Stored data
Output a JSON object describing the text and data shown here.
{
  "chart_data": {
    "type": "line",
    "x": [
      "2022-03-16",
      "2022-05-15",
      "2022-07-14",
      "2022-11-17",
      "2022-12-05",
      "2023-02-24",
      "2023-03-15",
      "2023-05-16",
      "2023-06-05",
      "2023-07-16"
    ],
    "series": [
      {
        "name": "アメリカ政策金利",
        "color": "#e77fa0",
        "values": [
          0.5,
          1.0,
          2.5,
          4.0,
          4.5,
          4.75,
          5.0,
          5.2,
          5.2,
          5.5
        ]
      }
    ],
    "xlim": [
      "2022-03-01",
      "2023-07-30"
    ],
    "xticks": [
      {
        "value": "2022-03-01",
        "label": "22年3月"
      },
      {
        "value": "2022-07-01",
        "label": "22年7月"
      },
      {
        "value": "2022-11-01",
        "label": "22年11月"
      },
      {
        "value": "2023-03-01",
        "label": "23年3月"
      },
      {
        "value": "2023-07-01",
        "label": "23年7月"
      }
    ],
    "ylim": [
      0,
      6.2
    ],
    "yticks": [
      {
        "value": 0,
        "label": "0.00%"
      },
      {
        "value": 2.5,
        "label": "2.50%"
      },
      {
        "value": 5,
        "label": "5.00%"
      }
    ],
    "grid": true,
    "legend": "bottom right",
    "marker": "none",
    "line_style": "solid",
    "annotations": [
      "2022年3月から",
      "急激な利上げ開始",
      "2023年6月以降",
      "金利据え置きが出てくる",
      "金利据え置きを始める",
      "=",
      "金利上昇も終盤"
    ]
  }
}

_Problem statement_:
Extract all lines of the records above that include "label".

_Solution below_:
        "label": "22年3月"
        "label": "22年7月"
        "label": "22年11月"
        "label": "23年3月"
        "label": "23年7月"
        "label": "0.00%"
        "label": "2.50%"
        "label": "5.00%"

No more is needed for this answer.